§ Exercise directions
Copy out every record below exactly as written, but leave out any pictures.

§ Record extracts
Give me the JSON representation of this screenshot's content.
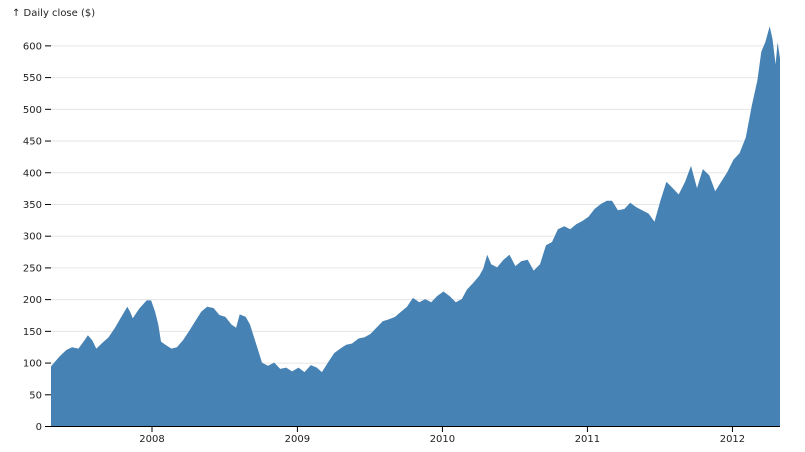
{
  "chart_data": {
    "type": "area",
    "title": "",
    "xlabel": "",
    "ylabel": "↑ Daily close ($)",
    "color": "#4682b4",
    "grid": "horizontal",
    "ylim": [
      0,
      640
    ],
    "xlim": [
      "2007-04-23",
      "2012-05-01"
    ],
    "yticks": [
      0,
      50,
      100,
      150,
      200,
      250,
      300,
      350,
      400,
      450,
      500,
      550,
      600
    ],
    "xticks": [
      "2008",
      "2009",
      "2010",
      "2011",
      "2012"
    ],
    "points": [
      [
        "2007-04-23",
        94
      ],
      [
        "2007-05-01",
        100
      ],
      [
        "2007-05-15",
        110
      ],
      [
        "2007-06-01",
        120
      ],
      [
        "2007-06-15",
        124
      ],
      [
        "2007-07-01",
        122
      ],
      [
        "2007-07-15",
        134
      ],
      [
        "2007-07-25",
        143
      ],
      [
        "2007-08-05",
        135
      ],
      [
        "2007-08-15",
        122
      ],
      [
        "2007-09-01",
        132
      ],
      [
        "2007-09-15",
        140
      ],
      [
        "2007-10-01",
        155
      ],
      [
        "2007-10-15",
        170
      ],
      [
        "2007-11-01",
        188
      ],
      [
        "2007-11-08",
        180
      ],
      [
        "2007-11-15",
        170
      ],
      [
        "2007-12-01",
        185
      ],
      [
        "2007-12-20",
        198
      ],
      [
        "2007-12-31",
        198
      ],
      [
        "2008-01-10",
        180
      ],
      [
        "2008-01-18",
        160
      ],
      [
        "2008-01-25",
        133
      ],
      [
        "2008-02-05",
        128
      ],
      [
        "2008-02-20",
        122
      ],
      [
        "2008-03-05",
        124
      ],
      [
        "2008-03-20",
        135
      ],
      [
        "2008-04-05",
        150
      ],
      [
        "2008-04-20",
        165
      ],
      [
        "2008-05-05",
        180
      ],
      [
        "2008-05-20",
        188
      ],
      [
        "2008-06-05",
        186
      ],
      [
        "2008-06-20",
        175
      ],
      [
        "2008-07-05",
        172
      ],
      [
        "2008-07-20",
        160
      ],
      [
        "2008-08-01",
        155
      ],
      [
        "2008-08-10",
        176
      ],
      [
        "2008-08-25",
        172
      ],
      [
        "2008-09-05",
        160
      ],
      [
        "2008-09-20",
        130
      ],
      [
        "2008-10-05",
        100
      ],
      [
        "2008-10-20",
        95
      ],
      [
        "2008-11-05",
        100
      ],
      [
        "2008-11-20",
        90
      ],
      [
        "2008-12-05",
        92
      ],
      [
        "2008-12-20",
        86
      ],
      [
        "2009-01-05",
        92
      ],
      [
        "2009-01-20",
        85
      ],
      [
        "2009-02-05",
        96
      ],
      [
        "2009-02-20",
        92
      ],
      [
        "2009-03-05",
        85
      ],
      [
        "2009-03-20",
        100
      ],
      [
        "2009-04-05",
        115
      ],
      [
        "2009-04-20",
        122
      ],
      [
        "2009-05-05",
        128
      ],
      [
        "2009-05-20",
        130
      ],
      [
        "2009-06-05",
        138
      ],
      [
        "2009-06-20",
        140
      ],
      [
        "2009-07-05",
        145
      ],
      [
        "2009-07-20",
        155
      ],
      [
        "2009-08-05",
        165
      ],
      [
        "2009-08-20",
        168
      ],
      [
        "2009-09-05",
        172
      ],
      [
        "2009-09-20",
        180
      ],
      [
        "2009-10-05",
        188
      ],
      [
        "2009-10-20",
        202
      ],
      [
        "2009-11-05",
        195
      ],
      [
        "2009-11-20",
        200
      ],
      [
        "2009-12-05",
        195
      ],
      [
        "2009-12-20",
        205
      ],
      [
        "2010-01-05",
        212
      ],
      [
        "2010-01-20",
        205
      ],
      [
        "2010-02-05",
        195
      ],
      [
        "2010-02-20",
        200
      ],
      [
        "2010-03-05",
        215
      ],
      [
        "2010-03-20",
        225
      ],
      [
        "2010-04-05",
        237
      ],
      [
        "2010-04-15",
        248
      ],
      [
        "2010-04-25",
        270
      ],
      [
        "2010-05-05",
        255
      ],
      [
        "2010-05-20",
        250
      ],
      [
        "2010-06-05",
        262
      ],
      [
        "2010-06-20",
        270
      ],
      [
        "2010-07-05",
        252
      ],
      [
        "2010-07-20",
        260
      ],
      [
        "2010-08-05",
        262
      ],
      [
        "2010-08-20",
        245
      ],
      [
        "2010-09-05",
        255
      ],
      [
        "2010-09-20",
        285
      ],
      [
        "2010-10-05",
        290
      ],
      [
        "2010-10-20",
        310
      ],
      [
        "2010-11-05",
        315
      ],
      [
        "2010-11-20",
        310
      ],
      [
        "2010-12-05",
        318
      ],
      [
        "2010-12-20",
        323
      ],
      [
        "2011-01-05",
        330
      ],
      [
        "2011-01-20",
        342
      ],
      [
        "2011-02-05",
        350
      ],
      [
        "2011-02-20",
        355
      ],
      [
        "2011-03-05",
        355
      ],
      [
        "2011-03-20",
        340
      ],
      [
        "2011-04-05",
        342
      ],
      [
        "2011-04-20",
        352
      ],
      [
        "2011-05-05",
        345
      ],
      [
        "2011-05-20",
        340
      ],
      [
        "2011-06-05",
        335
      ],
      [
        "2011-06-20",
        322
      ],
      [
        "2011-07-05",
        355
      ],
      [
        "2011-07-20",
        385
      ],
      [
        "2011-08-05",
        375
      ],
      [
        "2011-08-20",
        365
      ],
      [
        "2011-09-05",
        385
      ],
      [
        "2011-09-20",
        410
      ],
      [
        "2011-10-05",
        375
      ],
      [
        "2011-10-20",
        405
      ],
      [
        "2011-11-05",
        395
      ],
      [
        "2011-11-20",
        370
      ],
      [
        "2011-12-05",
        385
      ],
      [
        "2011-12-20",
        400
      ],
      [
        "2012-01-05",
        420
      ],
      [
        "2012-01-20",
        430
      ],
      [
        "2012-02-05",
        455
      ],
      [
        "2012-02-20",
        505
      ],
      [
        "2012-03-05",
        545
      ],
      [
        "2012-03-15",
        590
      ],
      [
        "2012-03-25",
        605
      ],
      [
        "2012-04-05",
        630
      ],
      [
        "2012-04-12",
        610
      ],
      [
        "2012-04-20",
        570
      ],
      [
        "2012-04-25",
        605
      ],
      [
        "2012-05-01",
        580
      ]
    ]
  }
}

§ Task output
Give me the JSON representation of this screenshot's content.
{
  "chart_data": {
    "type": "area",
    "title": "",
    "xlabel": "",
    "ylabel": "↑ Daily close ($)",
    "color": "#4682b4",
    "grid": "horizontal",
    "ylim": [
      0,
      640
    ],
    "xlim": [
      "2007-04-23",
      "2012-05-01"
    ],
    "yticks": [
      0,
      50,
      100,
      150,
      200,
      250,
      300,
      350,
      400,
      450,
      500,
      550,
      600
    ],
    "xticks": [
      "2008",
      "2009",
      "2010",
      "2011",
      "2012"
    ],
    "points": [
      [
        "2007-04-23",
        94
      ],
      [
        "2007-05-01",
        100
      ],
      [
        "2007-05-15",
        110
      ],
      [
        "2007-06-01",
        120
      ],
      [
        "2007-06-15",
        124
      ],
      [
        "2007-07-01",
        122
      ],
      [
        "2007-07-15",
        134
      ],
      [
        "2007-07-25",
        143
      ],
      [
        "2007-08-05",
        135
      ],
      [
        "2007-08-15",
        122
      ],
      [
        "2007-09-01",
        132
      ],
      [
        "2007-09-15",
        140
      ],
      [
        "2007-10-01",
        155
      ],
      [
        "2007-10-15",
        170
      ],
      [
        "2007-11-01",
        188
      ],
      [
        "2007-11-08",
        180
      ],
      [
        "2007-11-15",
        170
      ],
      [
        "2007-12-01",
        185
      ],
      [
        "2007-12-20",
        198
      ],
      [
        "2007-12-31",
        198
      ],
      [
        "2008-01-10",
        180
      ],
      [
        "2008-01-18",
        160
      ],
      [
        "2008-01-25",
        133
      ],
      [
        "2008-02-05",
        128
      ],
      [
        "2008-02-20",
        122
      ],
      [
        "2008-03-05",
        124
      ],
      [
        "2008-03-20",
        135
      ],
      [
        "2008-04-05",
        150
      ],
      [
        "2008-04-20",
        165
      ],
      [
        "2008-05-05",
        180
      ],
      [
        "2008-05-20",
        188
      ],
      [
        "2008-06-05",
        186
      ],
      [
        "2008-06-20",
        175
      ],
      [
        "2008-07-05",
        172
      ],
      [
        "2008-07-20",
        160
      ],
      [
        "2008-08-01",
        155
      ],
      [
        "2008-08-10",
        176
      ],
      [
        "2008-08-25",
        172
      ],
      [
        "2008-09-05",
        160
      ],
      [
        "2008-09-20",
        130
      ],
      [
        "2008-10-05",
        100
      ],
      [
        "2008-10-20",
        95
      ],
      [
        "2008-11-05",
        100
      ],
      [
        "2008-11-20",
        90
      ],
      [
        "2008-12-05",
        92
      ],
      [
        "2008-12-20",
        86
      ],
      [
        "2009-01-05",
        92
      ],
      [
        "2009-01-20",
        85
      ],
      [
        "2009-02-05",
        96
      ],
      [
        "2009-02-20",
        92
      ],
      [
        "2009-03-05",
        85
      ],
      [
        "2009-03-20",
        100
      ],
      [
        "2009-04-05",
        115
      ],
      [
        "2009-04-20",
        122
      ],
      [
        "2009-05-05",
        128
      ],
      [
        "2009-05-20",
        130
      ],
      [
        "2009-06-05",
        138
      ],
      [
        "2009-06-20",
        140
      ],
      [
        "2009-07-05",
        145
      ],
      [
        "2009-07-20",
        155
      ],
      [
        "2009-08-05",
        165
      ],
      [
        "2009-08-20",
        168
      ],
      [
        "2009-09-05",
        172
      ],
      [
        "2009-09-20",
        180
      ],
      [
        "2009-10-05",
        188
      ],
      [
        "2009-10-20",
        202
      ],
      [
        "2009-11-05",
        195
      ],
      [
        "2009-11-20",
        200
      ],
      [
        "2009-12-05",
        195
      ],
      [
        "2009-12-20",
        205
      ],
      [
        "2010-01-05",
        212
      ],
      [
        "2010-01-20",
        205
      ],
      [
        "2010-02-05",
        195
      ],
      [
        "2010-02-20",
        200
      ],
      [
        "2010-03-05",
        215
      ],
      [
        "2010-03-20",
        225
      ],
      [
        "2010-04-05",
        237
      ],
      [
        "2010-04-15",
        248
      ],
      [
        "2010-04-25",
        270
      ],
      [
        "2010-05-05",
        255
      ],
      [
        "2010-05-20",
        250
      ],
      [
        "2010-06-05",
        262
      ],
      [
        "2010-06-20",
        270
      ],
      [
        "2010-07-05",
        252
      ],
      [
        "2010-07-20",
        260
      ],
      [
        "2010-08-05",
        262
      ],
      [
        "2010-08-20",
        245
      ],
      [
        "2010-09-05",
        255
      ],
      [
        "2010-09-20",
        285
      ],
      [
        "2010-10-05",
        290
      ],
      [
        "2010-10-20",
        310
      ],
      [
        "2010-11-05",
        315
      ],
      [
        "2010-11-20",
        310
      ],
      [
        "2010-12-05",
        318
      ],
      [
        "2010-12-20",
        323
      ],
      [
        "2011-01-05",
        330
      ],
      [
        "2011-01-20",
        342
      ],
      [
        "2011-02-05",
        350
      ],
      [
        "2011-02-20",
        355
      ],
      [
        "2011-03-05",
        355
      ],
      [
        "2011-03-20",
        340
      ],
      [
        "2011-04-05",
        342
      ],
      [
        "2011-04-20",
        352
      ],
      [
        "2011-05-05",
        345
      ],
      [
        "2011-05-20",
        340
      ],
      [
        "2011-06-05",
        335
      ],
      [
        "2011-06-20",
        322
      ],
      [
        "2011-07-05",
        355
      ],
      [
        "2011-07-20",
        385
      ],
      [
        "2011-08-05",
        375
      ],
      [
        "2011-08-20",
        365
      ],
      [
        "2011-09-05",
        385
      ],
      [
        "2011-09-20",
        410
      ],
      [
        "2011-10-05",
        375
      ],
      [
        "2011-10-20",
        405
      ],
      [
        "2011-11-05",
        395
      ],
      [
        "2011-11-20",
        370
      ],
      [
        "2011-12-05",
        385
      ],
      [
        "2011-12-20",
        400
      ],
      [
        "2012-01-05",
        420
      ],
      [
        "2012-01-20",
        430
      ],
      [
        "2012-02-05",
        455
      ],
      [
        "2012-02-20",
        505
      ],
      [
        "2012-03-05",
        545
      ],
      [
        "2012-03-15",
        590
      ],
      [
        "2012-03-25",
        605
      ],
      [
        "2012-04-05",
        630
      ],
      [
        "2012-04-12",
        610
      ],
      [
        "2012-04-20",
        570
      ],
      [
        "2012-04-25",
        605
      ],
      [
        "2012-05-01",
        580
      ]
    ]
  }
}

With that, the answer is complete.